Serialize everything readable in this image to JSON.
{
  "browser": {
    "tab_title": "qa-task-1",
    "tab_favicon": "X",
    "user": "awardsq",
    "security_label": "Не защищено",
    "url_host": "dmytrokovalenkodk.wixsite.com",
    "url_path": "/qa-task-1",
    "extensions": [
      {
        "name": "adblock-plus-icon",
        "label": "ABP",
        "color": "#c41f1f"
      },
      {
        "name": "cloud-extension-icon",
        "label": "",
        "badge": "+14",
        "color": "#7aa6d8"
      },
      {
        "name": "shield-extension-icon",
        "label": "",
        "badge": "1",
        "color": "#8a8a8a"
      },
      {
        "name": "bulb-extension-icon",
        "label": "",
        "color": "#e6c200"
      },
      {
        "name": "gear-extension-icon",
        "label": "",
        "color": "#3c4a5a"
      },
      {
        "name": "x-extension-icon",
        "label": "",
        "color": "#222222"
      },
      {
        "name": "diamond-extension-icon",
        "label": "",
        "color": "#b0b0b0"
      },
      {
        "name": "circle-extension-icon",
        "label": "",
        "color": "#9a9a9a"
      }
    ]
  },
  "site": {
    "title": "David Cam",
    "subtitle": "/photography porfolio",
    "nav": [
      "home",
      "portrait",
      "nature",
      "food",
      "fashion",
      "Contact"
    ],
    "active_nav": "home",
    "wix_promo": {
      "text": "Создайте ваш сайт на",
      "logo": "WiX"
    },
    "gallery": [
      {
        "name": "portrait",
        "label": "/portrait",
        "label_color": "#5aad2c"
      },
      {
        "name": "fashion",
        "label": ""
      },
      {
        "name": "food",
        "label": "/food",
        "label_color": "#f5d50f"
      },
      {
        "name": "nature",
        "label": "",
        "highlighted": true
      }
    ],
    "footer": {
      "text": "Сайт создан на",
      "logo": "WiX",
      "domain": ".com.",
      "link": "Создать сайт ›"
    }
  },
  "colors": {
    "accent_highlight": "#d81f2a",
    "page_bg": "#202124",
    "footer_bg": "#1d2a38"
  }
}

⁂

◆ **Set exercise**:
Find the lines holding "name" and list every one.

◆ **Final result**:
        "name": "adblock-plus-icon",
        "name": "cloud-extension-icon",
        "name": "shield-extension-icon",
        "name": "bulb-extension-icon",
        "name": "gear-extension-icon",
        "name": "x-extension-icon",
        "name": "diamond-extension-icon",
        "name": "circle-extension-icon",
        "name": "portrait",
        "name": "fashion",
        "name": "food",
        "name": "nature",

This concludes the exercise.